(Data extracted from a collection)
● ● ● ● ●

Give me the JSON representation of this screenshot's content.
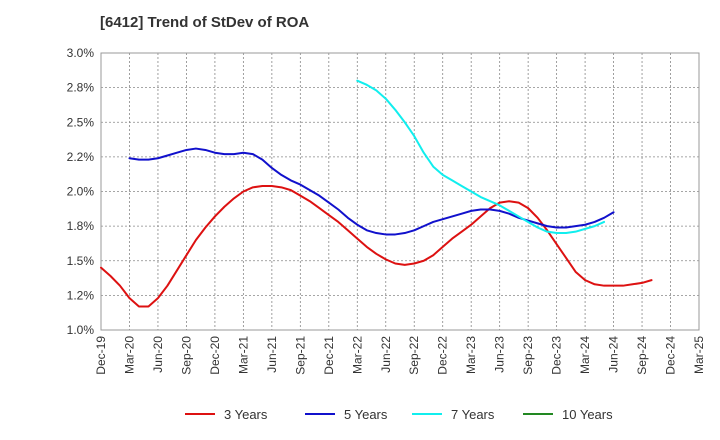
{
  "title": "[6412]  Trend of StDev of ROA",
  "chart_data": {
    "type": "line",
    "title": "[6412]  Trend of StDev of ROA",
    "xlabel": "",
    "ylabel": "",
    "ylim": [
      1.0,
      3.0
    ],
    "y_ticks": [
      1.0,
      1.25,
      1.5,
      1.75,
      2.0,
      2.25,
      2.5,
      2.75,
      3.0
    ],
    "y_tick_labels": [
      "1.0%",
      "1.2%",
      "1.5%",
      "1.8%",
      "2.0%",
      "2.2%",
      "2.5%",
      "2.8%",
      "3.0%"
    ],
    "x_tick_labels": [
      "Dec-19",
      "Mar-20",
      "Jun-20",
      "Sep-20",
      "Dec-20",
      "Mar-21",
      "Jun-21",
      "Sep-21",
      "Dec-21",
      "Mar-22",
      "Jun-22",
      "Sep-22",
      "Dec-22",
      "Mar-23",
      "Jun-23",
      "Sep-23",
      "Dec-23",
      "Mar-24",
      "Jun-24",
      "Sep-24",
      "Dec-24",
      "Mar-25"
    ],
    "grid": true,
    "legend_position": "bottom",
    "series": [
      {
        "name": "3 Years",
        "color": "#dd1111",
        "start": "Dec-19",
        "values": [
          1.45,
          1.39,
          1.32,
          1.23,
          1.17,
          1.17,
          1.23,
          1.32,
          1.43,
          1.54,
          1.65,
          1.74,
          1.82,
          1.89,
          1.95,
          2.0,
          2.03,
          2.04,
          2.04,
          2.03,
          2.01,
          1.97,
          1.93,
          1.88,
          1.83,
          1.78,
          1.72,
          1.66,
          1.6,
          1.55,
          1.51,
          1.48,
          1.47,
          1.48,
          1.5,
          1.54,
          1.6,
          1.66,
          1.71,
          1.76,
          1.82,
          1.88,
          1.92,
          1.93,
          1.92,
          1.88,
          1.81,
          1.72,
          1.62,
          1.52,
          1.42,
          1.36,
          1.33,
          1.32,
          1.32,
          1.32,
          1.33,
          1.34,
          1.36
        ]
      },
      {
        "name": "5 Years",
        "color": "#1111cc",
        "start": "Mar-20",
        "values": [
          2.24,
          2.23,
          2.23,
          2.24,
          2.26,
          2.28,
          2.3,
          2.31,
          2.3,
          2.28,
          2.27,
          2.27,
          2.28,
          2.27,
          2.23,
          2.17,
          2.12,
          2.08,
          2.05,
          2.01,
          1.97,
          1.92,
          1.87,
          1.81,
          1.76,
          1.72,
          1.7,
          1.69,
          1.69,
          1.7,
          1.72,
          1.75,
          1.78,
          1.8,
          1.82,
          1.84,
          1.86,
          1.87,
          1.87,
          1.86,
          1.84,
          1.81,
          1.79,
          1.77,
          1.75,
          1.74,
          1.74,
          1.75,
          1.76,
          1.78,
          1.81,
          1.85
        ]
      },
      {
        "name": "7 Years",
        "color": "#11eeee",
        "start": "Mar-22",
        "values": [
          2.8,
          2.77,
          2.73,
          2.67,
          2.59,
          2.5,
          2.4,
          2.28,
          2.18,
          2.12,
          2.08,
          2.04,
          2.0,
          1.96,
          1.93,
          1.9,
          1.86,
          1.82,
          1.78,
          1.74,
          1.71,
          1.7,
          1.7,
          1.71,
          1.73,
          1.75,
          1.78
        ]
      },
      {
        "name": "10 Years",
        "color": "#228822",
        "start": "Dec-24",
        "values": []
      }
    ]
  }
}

● ● ● ● ●

### What you should do:
Write the number of lines containing the word "color" and nothing besides it.

### Worked solution:
4